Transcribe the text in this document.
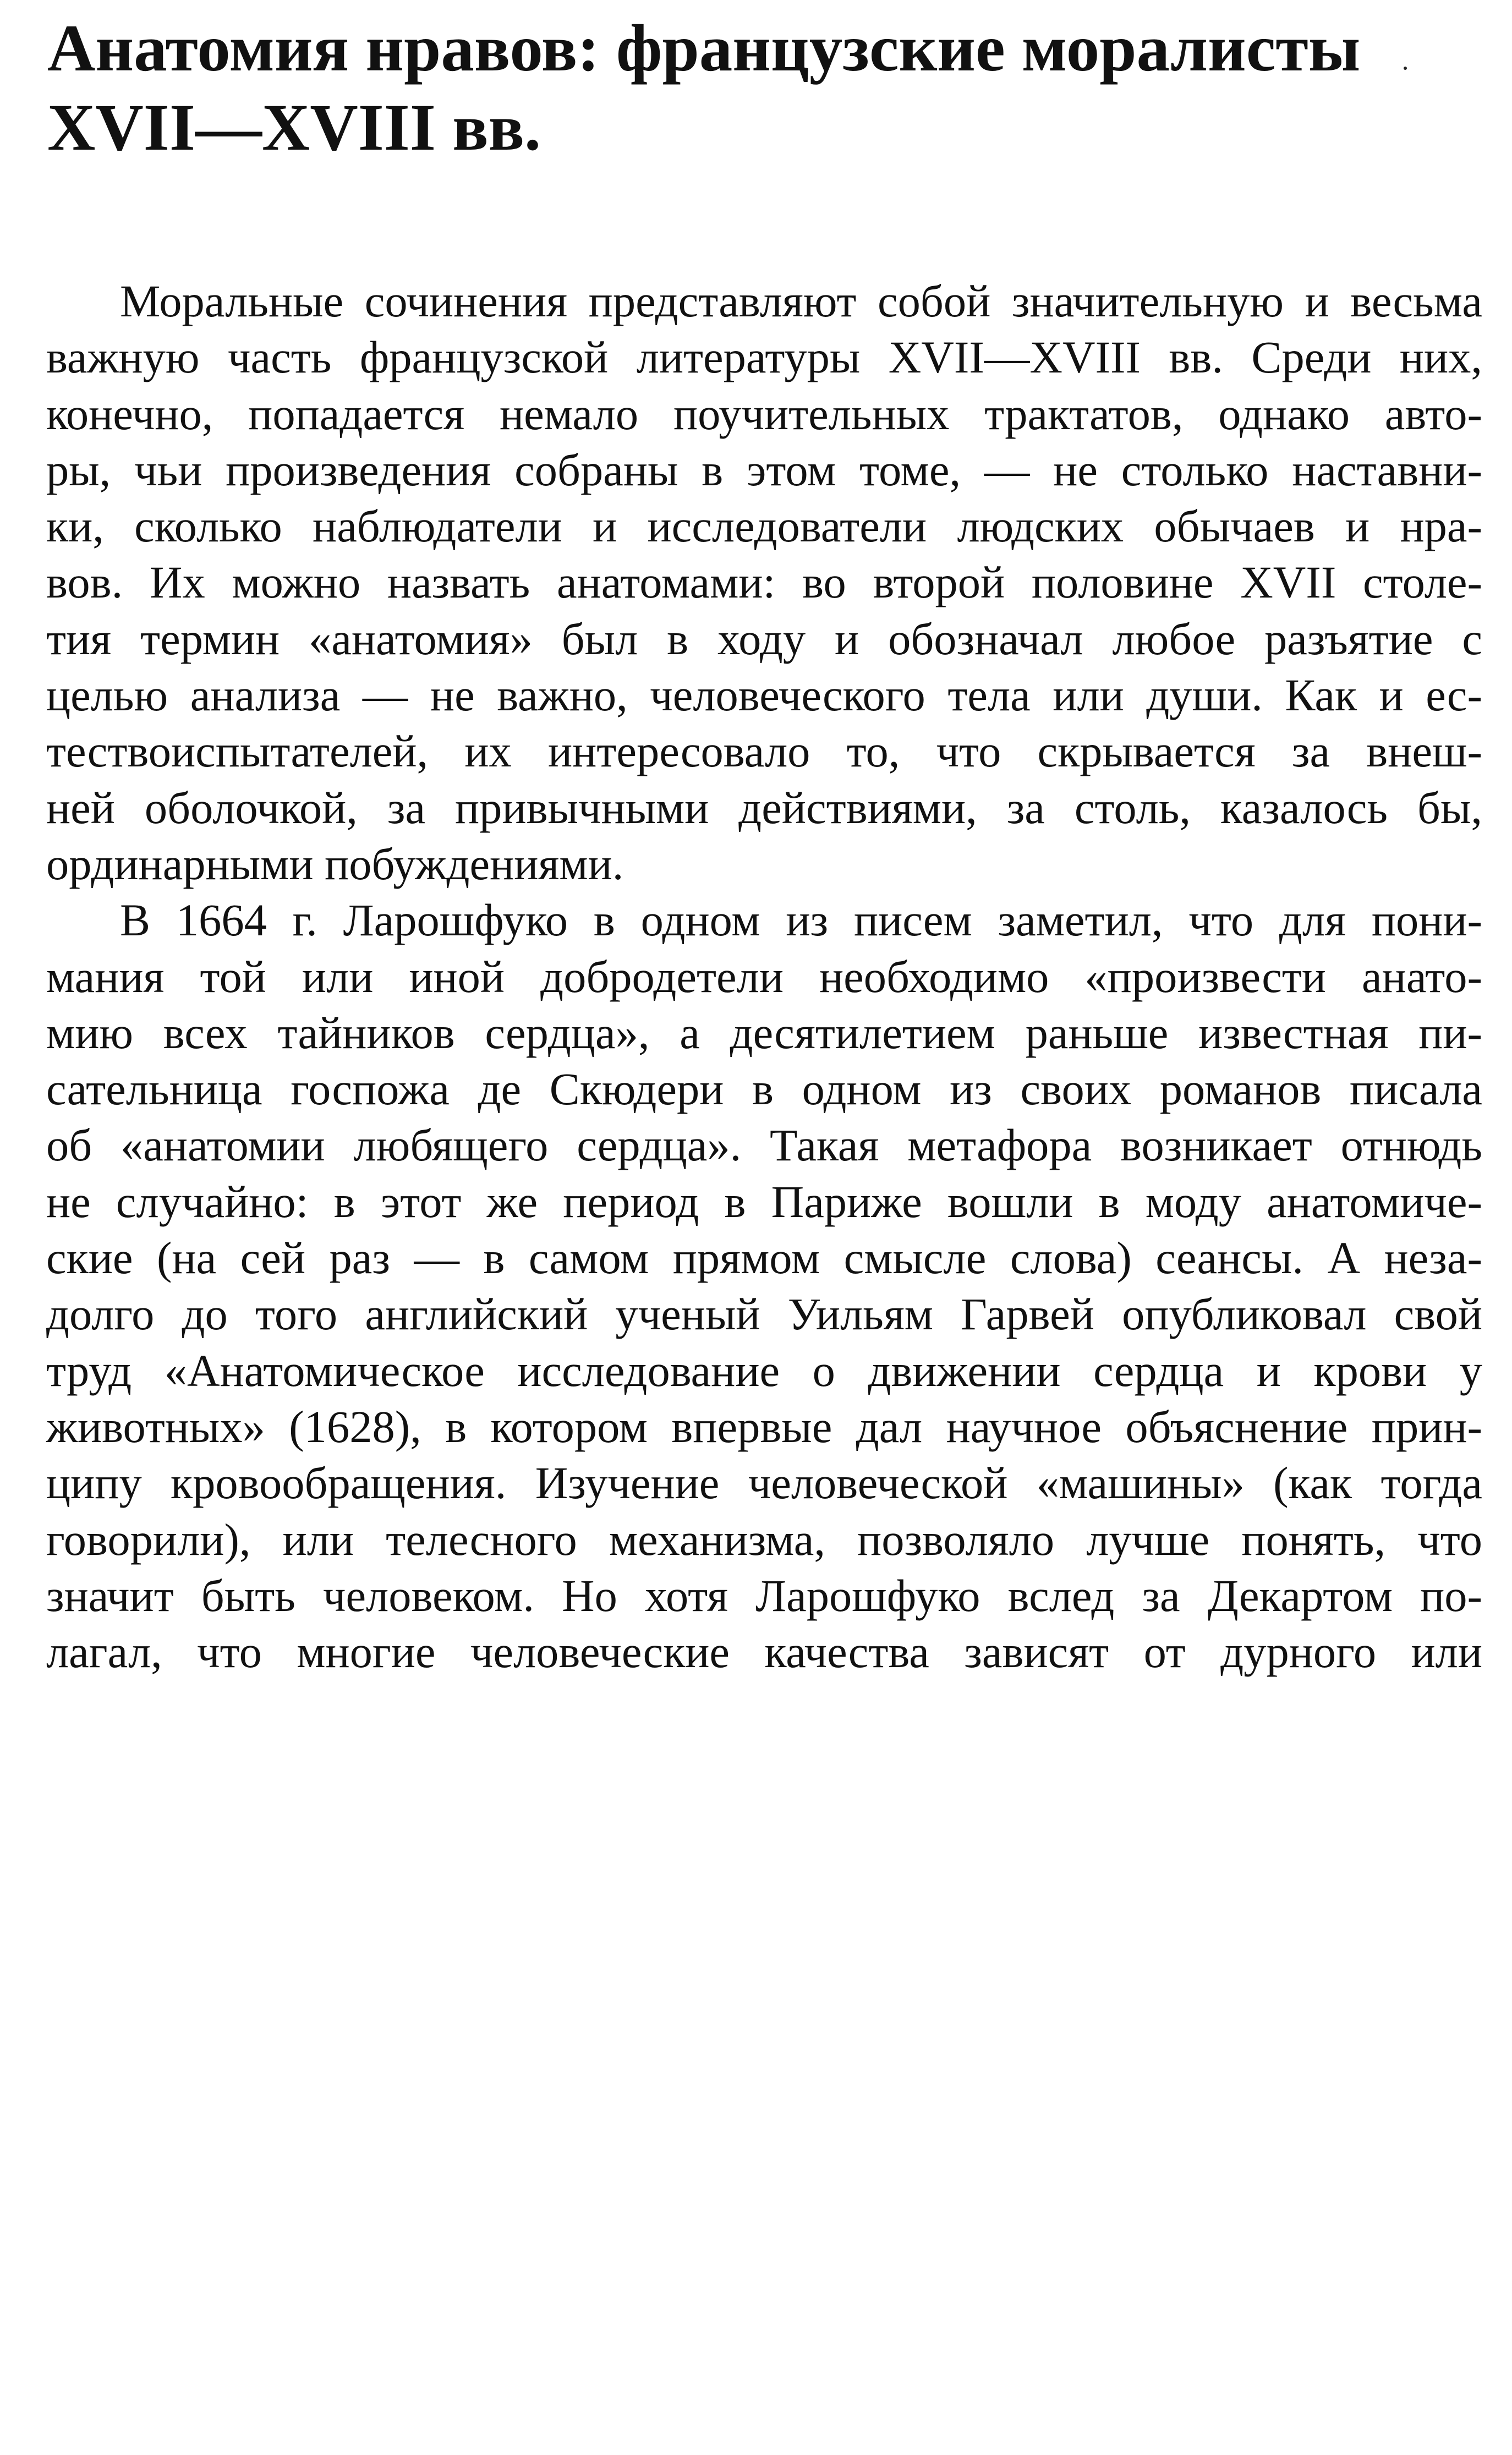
Анатомия нравов: французские моралисты
XVII—XVIII вв.
Моральные сочинения представляют собой значительную и весьма
важную часть французской литературы XVII—XVIII вв. Среди них,
конечно, попадается немало поучительных трактатов, однако авто-
ры, чьи произведения собраны в этом томе, — не столько наставни-
ки, сколько наблюдатели и исследователи людских обычаев и нра-
вов. Их можно назвать анатомами: во второй половине XVII столе-
тия термин «анатомия» был в ходу и обозначал любое разъятие с
целью анализа — не важно, человеческого тела или души. Как и ес-
тествоиспытателей, их интересовало то, что скрывается за внеш-
ней оболочкой, за привычными действиями, за столь, казалось бы,
ординарными побуждениями.
В 1664 г. Ларошфуко в одном из писем заметил, что для пони-
мания той или иной добродетели необходимо «произвести анато-
мию всех тайников сердца», а десятилетием раньше известная пи-
сательница госпожа де Скюдери в одном из своих романов писала
об «анатомии любящего сердца». Такая метафора возникает отнюдь
не случайно: в этот же период в Париже вошли в моду анатомиче-
ские (на сей раз — в самом прямом смысле слова) сеансы. А неза-
долго до того английский ученый Уильям Гарвей опубликовал свой
труд «Анатомическое исследование о движении сердца и крови у
животных» (1628), в котором впервые дал научное объяснение прин-
ципу кровообращения. Изучение человеческой «машины» (как тогда
говорили), или телесного механизма, позволяло лучше понять, что
значит быть человеком. Но хотя Ларошфуко вслед за Декартом по-
лагал, что многие человеческие качества зависят от дурного или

···

◆ What is needed: Using the data above, print every line exactly, omitting pictures.

◆ Answer to this task:
Transcribe the text in this document.
Анатомия нравов: французские моралисты
XVII—XVIII вв.
Моральные сочинения представляют собой значительную и весьма
важную часть французской литературы XVII—XVIII вв. Среди них,
конечно, попадается немало поучительных трактатов, однако авто-
ры, чьи произведения собраны в этом томе, — не столько наставни-
ки, сколько наблюдатели и исследователи людских обычаев и нра-
вов. Их можно назвать анатомами: во второй половине XVII столе-
тия термин «анатомия» был в ходу и обозначал любое разъятие с
целью анализа — не важно, человеческого тела или души. Как и ес-
тествоиспытателей, их интересовало то, что скрывается за внеш-
ней оболочкой, за привычными действиями, за столь, казалось бы,
ординарными побуждениями.
В 1664 г. Ларошфуко в одном из писем заметил, что для пони-
мания той или иной добродетели необходимо «произвести анато-
мию всех тайников сердца», а десятилетием раньше известная пи-
сательница госпожа де Скюдери в одном из своих романов писала
об «анатомии любящего сердца». Такая метафора возникает отнюдь
не случайно: в этот же период в Париже вошли в моду анатомиче-
ские (на сей раз — в самом прямом смысле слова) сеансы. А неза-
долго до того английский ученый Уильям Гарвей опубликовал свой
труд «Анатомическое исследование о движении сердца и крови у
животных» (1628), в котором впервые дал научное объяснение прин-
ципу кровообращения. Изучение человеческой «машины» (как тогда
говорили), или телесного механизма, позволяло лучше понять, что
значит быть человеком. Но хотя Ларошфуко вслед за Декартом по-
лагал, что многие человеческие качества зависят от дурного или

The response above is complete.